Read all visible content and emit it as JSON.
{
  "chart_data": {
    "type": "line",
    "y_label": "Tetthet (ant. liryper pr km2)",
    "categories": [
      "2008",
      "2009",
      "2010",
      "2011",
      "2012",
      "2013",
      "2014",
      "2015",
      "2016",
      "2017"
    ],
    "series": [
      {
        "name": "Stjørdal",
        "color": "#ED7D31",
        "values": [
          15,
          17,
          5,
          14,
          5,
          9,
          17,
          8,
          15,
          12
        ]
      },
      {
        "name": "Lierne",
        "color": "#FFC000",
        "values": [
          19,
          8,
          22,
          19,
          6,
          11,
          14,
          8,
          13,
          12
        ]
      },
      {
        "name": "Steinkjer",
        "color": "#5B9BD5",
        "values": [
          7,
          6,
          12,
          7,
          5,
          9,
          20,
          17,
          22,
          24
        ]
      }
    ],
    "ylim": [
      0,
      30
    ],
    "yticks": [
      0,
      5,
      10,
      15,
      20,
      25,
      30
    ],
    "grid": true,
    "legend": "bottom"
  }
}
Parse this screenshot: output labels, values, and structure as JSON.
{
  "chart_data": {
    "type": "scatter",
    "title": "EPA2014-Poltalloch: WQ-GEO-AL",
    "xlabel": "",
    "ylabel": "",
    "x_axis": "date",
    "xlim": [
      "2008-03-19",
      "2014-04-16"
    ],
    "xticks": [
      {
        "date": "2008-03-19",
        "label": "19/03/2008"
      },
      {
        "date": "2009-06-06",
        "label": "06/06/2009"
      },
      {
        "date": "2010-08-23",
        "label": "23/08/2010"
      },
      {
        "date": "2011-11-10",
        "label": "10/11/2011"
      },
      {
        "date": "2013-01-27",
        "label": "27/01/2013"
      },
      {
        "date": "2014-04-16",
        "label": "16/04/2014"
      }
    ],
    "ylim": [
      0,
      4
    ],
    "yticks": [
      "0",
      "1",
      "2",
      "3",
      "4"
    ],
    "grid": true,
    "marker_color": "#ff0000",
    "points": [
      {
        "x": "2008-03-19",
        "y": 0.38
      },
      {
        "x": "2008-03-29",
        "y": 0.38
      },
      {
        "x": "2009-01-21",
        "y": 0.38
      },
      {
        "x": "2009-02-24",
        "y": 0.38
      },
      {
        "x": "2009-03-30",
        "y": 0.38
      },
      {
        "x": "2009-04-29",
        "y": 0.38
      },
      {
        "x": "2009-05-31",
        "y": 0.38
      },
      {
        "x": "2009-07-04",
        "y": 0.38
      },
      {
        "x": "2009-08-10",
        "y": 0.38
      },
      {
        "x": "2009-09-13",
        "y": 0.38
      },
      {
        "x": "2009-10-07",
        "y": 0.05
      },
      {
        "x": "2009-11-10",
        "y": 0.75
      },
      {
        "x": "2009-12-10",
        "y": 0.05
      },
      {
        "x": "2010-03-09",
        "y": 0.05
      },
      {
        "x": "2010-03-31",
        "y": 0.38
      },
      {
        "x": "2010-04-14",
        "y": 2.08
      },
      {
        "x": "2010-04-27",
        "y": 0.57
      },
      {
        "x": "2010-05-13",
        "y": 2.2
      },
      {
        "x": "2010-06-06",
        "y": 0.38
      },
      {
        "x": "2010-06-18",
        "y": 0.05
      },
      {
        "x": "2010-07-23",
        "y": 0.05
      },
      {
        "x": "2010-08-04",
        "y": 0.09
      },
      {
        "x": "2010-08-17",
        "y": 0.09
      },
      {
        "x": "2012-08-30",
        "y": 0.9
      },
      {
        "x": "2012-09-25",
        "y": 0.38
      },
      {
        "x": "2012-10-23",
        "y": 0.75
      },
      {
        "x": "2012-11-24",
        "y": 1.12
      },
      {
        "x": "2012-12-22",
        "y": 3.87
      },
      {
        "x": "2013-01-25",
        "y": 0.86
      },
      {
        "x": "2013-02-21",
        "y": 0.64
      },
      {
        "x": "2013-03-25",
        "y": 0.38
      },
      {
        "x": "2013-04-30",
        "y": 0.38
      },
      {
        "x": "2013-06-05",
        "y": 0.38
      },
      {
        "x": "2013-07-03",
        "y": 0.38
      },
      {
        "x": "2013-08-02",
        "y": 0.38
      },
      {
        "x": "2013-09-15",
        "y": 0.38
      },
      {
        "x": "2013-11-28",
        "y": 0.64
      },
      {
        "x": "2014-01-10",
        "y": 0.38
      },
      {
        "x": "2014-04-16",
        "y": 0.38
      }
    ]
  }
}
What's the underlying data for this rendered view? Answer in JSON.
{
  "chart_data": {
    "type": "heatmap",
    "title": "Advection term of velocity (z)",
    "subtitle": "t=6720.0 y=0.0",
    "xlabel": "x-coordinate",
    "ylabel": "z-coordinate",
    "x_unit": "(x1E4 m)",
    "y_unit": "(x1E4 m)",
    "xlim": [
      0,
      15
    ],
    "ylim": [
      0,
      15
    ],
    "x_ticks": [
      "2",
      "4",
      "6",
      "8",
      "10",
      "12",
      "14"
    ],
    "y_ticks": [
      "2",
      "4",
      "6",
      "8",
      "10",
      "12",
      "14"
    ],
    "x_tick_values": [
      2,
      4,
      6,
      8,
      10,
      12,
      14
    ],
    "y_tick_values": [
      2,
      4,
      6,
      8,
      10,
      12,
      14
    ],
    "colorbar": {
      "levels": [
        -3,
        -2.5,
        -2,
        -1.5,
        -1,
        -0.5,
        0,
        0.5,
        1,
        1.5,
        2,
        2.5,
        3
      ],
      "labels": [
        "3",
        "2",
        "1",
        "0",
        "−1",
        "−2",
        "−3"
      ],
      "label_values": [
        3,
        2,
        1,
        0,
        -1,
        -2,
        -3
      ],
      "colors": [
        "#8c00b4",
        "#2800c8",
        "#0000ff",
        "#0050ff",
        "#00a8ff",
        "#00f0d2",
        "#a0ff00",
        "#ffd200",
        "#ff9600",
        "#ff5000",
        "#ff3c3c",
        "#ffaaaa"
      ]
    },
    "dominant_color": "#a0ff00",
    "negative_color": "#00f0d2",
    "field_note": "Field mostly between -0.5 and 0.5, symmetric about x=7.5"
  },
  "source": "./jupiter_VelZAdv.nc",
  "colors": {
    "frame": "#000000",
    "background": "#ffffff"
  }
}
++++++++++++++++++++
» Problem statement
Restate the whole listing exactly.

» Response for this exercise
Read all visible content and emit it as JSON.
{
  "chart_data": {
    "type": "line",
    "y_label": "Tetthet (ant. liryper pr km2)",
    "categories": [
      "2008",
      "2009",
      "2010",
      "2011",
      "2012",
      "2013",
      "2014",
      "2015",
      "2016",
      "2017"
    ],
    "series": [
      {
        "name": "Stjørdal",
        "color": "#ED7D31",
        "values": [
          15,
          17,
          5,
          14,
          5,
          9,
          17,
          8,
          15,
          12
        ]
      },
      {
        "name": "Lierne",
        "color": "#FFC000",
        "values": [
          19,
          8,
          22,
          19,
          6,
          11,
          14,
          8,
          13,
          12
        ]
      },
      {
        "name": "Steinkjer",
        "color": "#5B9BD5",
        "values": [
          7,
          6,
          12,
          7,
          5,
          9,
          20,
          17,
          22,
          24
        ]
      }
    ],
    "ylim": [
      0,
      30
    ],
    "yticks": [
      0,
      5,
      10,
      15,
      20,
      25,
      30
    ],
    "grid": true,
    "legend": "bottom"
  }
}
Parse this screenshot: output labels, values, and structure as JSON.
{
  "chart_data": {
    "type": "scatter",
    "title": "EPA2014-Poltalloch: WQ-GEO-AL",
    "xlabel": "",
    "ylabel": "",
    "x_axis": "date",
    "xlim": [
      "2008-03-19",
      "2014-04-16"
    ],
    "xticks": [
      {
        "date": "2008-03-19",
        "label": "19/03/2008"
      },
      {
        "date": "2009-06-06",
        "label": "06/06/2009"
      },
      {
        "date": "2010-08-23",
        "label": "23/08/2010"
      },
      {
        "date": "2011-11-10",
        "label": "10/11/2011"
      },
      {
        "date": "2013-01-27",
        "label": "27/01/2013"
      },
      {
        "date": "2014-04-16",
        "label": "16/04/2014"
      }
    ],
    "ylim": [
      0,
      4
    ],
    "yticks": [
      "0",
      "1",
      "2",
      "3",
      "4"
    ],
    "grid": true,
    "marker_color": "#ff0000",
    "points": [
      {
        "x": "2008-03-19",
        "y": 0.38
      },
      {
        "x": "2008-03-29",
        "y": 0.38
      },
      {
        "x": "2009-01-21",
        "y": 0.38
      },
      {
        "x": "2009-02-24",
        "y": 0.38
      },
      {
        "x": "2009-03-30",
        "y": 0.38
      },
      {
        "x": "2009-04-29",
        "y": 0.38
      },
      {
        "x": "2009-05-31",
        "y": 0.38
      },
      {
        "x": "2009-07-04",
        "y": 0.38
      },
      {
        "x": "2009-08-10",
        "y": 0.38
      },
      {
        "x": "2009-09-13",
        "y": 0.38
      },
      {
        "x": "2009-10-07",
        "y": 0.05
      },
      {
        "x": "2009-11-10",
        "y": 0.75
      },
      {
        "x": "2009-12-10",
        "y": 0.05
      },
      {
        "x": "2010-03-09",
        "y": 0.05
      },
      {
        "x": "2010-03-31",
        "y": 0.38
      },
      {
        "x": "2010-04-14",
        "y": 2.08
      },
      {
        "x": "2010-04-27",
        "y": 0.57
      },
      {
        "x": "2010-05-13",
        "y": 2.2
      },
      {
        "x": "2010-06-06",
        "y": 0.38
      },
      {
        "x": "2010-06-18",
        "y": 0.05
      },
      {
        "x": "2010-07-23",
        "y": 0.05
      },
      {
        "x": "2010-08-04",
        "y": 0.09
      },
      {
        "x": "2010-08-17",
        "y": 0.09
      },
      {
        "x": "2012-08-30",
        "y": 0.9
      },
      {
        "x": "2012-09-25",
        "y": 0.38
      },
      {
        "x": "2012-10-23",
        "y": 0.75
      },
      {
        "x": "2012-11-24",
        "y": 1.12
      },
      {
        "x": "2012-12-22",
        "y": 3.87
      },
      {
        "x": "2013-01-25",
        "y": 0.86
      },
      {
        "x": "2013-02-21",
        "y": 0.64
      },
      {
        "x": "2013-03-25",
        "y": 0.38
      },
      {
        "x": "2013-04-30",
        "y": 0.38
      },
      {
        "x": "2013-06-05",
        "y": 0.38
      },
      {
        "x": "2013-07-03",
        "y": 0.38
      },
      {
        "x": "2013-08-02",
        "y": 0.38
      },
      {
        "x": "2013-09-15",
        "y": 0.38
      },
      {
        "x": "2013-11-28",
        "y": 0.64
      },
      {
        "x": "2014-01-10",
        "y": 0.38
      },
      {
        "x": "2014-04-16",
        "y": 0.38
      }
    ]
  }
}
What's the underlying data for this rendered view? Answer in JSON.
{
  "chart_data": {
    "type": "heatmap",
    "title": "Advection term of velocity (z)",
    "subtitle": "t=6720.0 y=0.0",
    "xlabel": "x-coordinate",
    "ylabel": "z-coordinate",
    "x_unit": "(x1E4 m)",
    "y_unit": "(x1E4 m)",
    "xlim": [
      0,
      15
    ],
    "ylim": [
      0,
      15
    ],
    "x_ticks": [
      "2",
      "4",
      "6",
      "8",
      "10",
      "12",
      "14"
    ],
    "y_ticks": [
      "2",
      "4",
      "6",
      "8",
      "10",
      "12",
      "14"
    ],
    "x_tick_values": [
      2,
      4,
      6,
      8,
      10,
      12,
      14
    ],
    "y_tick_values": [
      2,
      4,
      6,
      8,
      10,
      12,
      14
    ],
    "colorbar": {
      "levels": [
        -3,
        -2.5,
        -2,
        -1.5,
        -1,
        -0.5,
        0,
        0.5,
        1,
        1.5,
        2,
        2.5,
        3
      ],
      "labels": [
        "3",
        "2",
        "1",
        "0",
        "−1",
        "−2",
        "−3"
      ],
      "label_values": [
        3,
        2,
        1,
        0,
        -1,
        -2,
        -3
      ],
      "colors": [
        "#8c00b4",
        "#2800c8",
        "#0000ff",
        "#0050ff",
        "#00a8ff",
        "#00f0d2",
        "#a0ff00",
        "#ffd200",
        "#ff9600",
        "#ff5000",
        "#ff3c3c",
        "#ffaaaa"
      ]
    },
    "dominant_color": "#a0ff00",
    "negative_color": "#00f0d2",
    "field_note": "Field mostly between -0.5 and 0.5, symmetric about x=7.5"
  },
  "source": "./jupiter_VelZAdv.nc",
  "colors": {
    "frame": "#000000",
    "background": "#ffffff"
  }
}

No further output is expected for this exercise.